Dataset listings of figures:

-------------------------

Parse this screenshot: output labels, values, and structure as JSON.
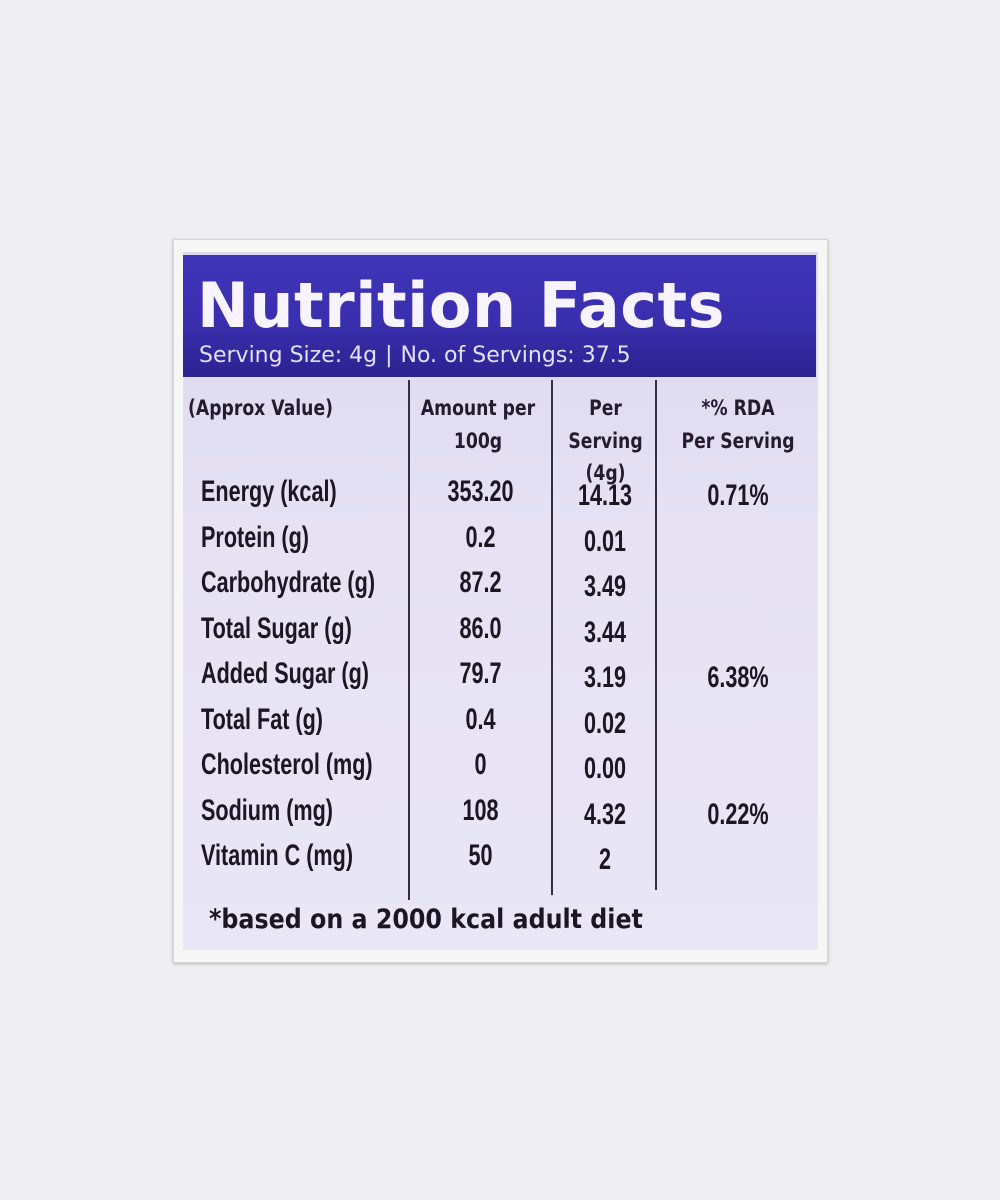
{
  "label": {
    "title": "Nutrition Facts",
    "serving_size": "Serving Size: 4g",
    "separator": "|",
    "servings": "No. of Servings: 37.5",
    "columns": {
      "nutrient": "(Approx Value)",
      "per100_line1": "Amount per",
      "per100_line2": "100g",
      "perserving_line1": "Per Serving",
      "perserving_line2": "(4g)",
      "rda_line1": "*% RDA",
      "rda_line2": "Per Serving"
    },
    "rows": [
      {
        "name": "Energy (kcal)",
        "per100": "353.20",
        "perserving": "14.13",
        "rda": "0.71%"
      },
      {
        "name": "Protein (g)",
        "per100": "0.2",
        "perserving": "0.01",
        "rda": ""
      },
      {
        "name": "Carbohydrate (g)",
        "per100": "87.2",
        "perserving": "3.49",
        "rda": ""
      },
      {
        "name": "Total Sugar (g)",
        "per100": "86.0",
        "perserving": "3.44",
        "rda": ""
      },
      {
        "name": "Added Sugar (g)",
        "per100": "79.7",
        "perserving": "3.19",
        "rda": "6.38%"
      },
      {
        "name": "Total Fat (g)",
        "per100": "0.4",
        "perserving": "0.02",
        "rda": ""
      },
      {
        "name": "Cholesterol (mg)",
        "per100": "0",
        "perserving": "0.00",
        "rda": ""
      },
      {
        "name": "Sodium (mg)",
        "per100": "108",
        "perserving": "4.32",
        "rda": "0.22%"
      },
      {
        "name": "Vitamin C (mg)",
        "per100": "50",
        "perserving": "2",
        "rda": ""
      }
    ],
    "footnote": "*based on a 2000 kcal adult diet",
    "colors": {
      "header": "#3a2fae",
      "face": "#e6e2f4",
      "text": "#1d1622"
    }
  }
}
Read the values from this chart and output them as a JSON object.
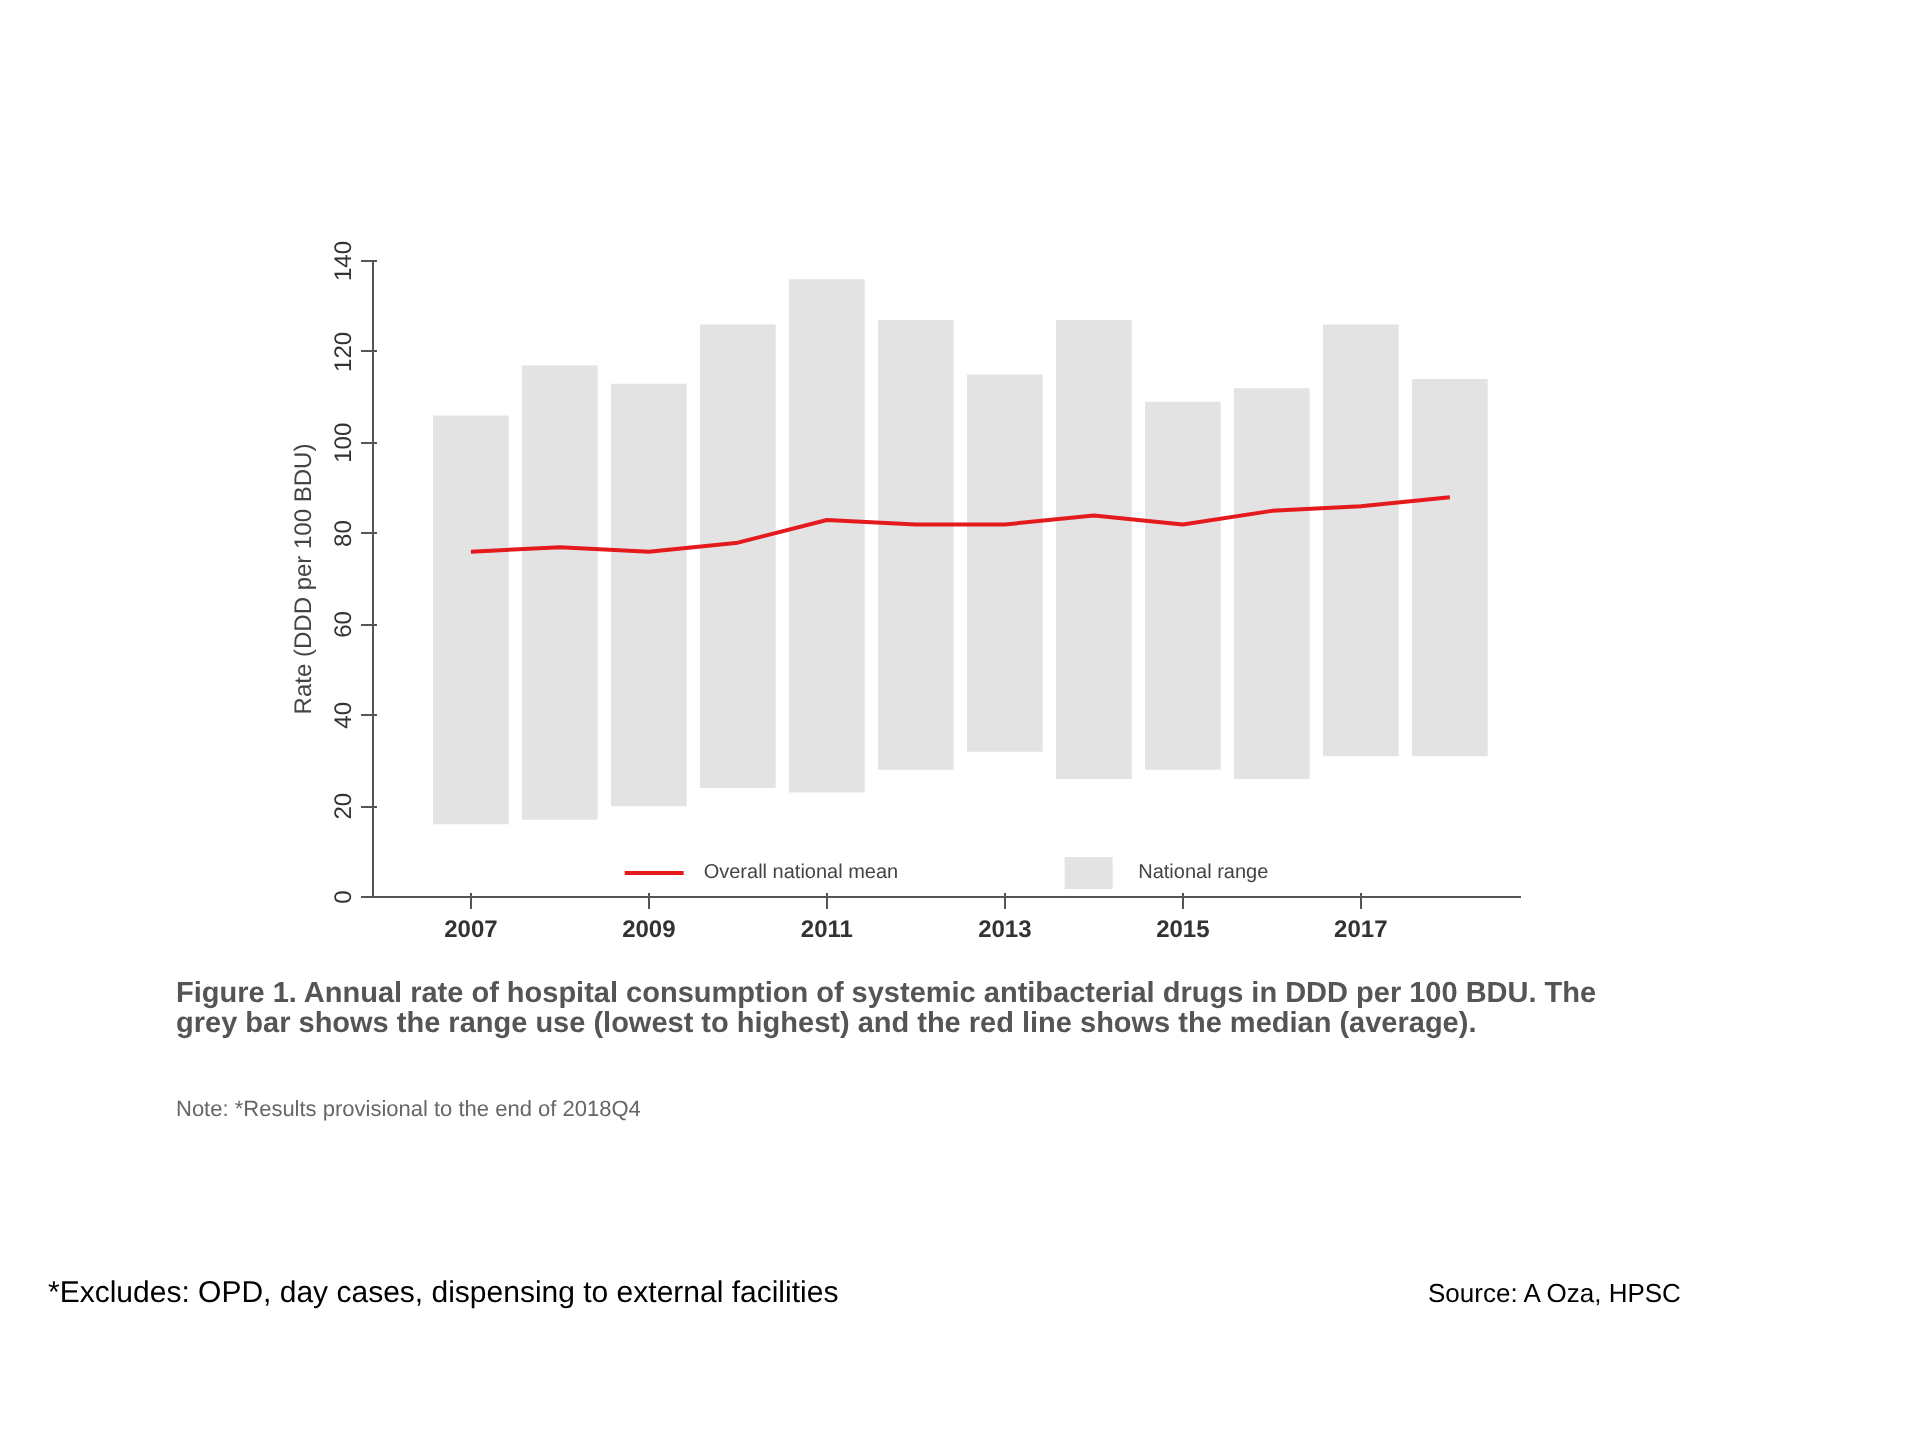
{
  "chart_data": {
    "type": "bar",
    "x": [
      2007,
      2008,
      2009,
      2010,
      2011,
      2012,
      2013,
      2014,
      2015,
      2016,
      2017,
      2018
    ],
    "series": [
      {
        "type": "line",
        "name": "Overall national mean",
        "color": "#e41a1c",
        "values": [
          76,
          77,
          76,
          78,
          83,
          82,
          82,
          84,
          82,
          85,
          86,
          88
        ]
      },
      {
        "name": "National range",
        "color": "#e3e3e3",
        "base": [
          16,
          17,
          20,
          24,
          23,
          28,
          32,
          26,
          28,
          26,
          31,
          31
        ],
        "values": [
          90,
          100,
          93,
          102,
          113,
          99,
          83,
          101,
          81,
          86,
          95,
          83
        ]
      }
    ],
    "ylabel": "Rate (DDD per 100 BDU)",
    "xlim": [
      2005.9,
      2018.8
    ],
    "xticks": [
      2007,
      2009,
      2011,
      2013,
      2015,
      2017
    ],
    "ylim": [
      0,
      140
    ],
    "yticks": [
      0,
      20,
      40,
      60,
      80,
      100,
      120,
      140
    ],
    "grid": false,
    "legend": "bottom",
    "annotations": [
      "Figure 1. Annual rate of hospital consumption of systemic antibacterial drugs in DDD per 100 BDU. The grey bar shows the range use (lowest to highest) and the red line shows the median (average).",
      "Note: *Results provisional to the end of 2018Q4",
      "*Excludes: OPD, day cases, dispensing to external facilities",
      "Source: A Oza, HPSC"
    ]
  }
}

-------------------------

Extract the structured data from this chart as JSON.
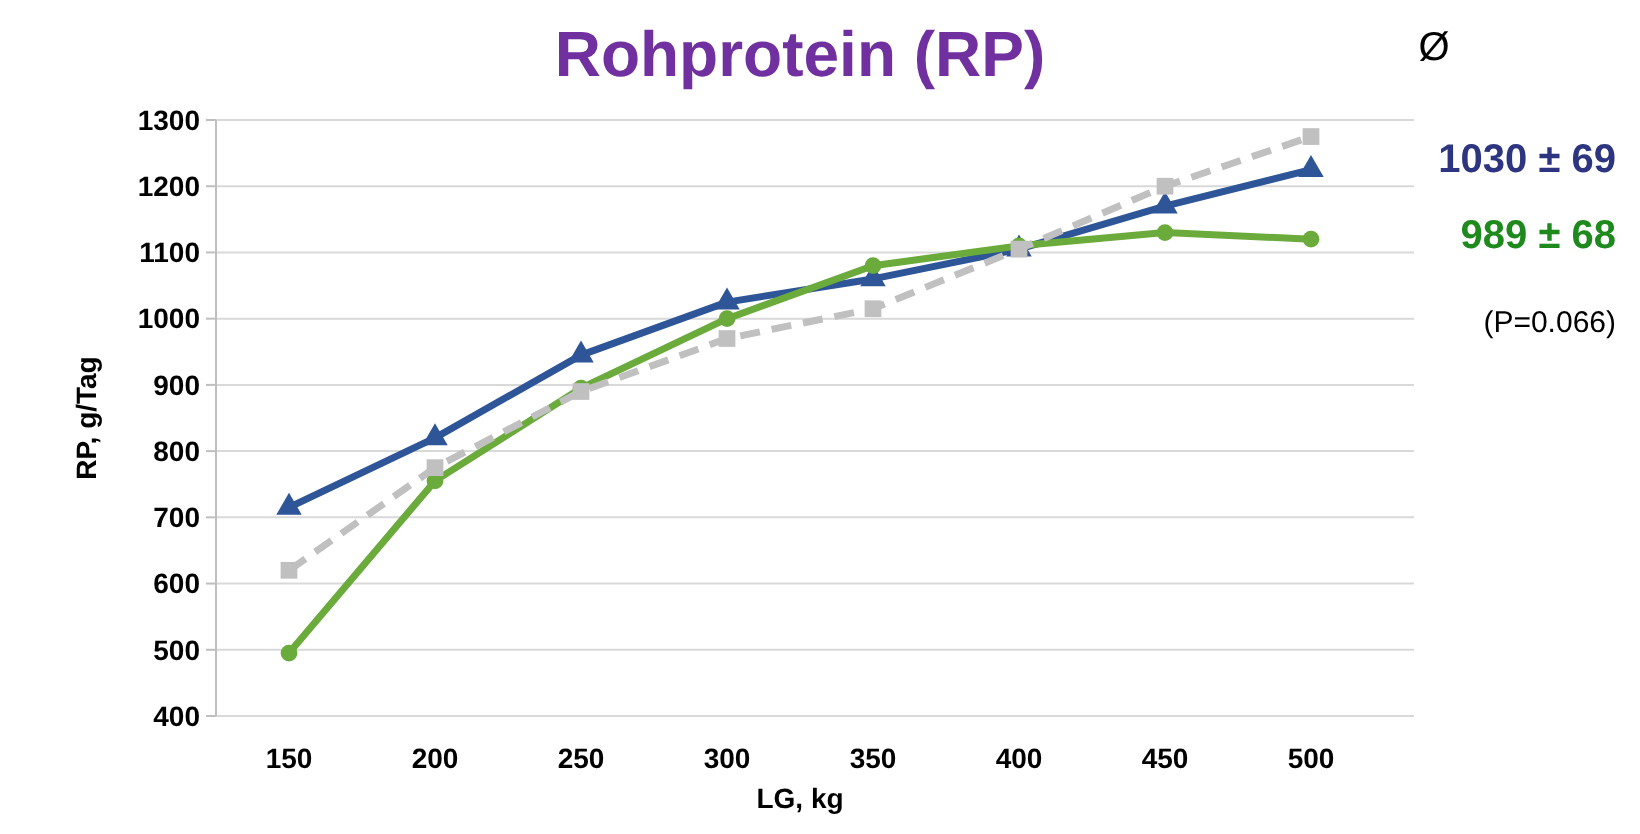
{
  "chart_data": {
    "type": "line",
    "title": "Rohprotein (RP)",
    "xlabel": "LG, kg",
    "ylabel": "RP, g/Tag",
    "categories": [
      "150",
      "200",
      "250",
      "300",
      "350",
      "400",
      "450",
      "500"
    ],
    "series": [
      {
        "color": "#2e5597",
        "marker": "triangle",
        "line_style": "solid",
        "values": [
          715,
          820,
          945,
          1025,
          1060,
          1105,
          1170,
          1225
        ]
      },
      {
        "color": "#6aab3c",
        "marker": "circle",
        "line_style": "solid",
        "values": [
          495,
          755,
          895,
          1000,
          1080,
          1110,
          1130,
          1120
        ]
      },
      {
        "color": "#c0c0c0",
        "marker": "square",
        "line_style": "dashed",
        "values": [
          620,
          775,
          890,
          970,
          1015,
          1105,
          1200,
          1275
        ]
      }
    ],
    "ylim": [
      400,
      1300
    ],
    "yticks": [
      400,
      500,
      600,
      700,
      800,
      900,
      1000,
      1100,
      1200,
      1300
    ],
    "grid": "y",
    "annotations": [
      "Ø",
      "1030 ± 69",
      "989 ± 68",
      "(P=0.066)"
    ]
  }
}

-------------------------

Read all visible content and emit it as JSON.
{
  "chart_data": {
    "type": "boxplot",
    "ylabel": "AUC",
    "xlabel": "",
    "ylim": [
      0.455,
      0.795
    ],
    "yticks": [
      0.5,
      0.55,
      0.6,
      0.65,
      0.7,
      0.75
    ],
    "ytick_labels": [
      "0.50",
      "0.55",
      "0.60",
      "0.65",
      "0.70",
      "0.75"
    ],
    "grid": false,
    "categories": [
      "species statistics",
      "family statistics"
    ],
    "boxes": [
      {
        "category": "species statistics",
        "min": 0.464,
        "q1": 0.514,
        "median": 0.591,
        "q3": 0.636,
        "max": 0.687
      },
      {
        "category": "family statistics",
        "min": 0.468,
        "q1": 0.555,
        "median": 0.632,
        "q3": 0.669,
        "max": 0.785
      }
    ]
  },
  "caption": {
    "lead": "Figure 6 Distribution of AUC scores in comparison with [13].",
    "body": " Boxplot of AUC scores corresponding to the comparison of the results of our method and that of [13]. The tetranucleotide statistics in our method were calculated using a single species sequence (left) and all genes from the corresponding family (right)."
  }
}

-------------------------

> Problem
Report each line of the entries where the word "comparison" occurs.

> Your response
    "lead": "Figure 6 Distribution of AUC scores in comparison with [13].",
    "body": " Boxplot of AUC scores corresponding to the comparison of the results of our method and that of [13]. The tetranucleotide statistics in our method were calculated using a single species sequence (left) and all genes from the corresponding family (right)."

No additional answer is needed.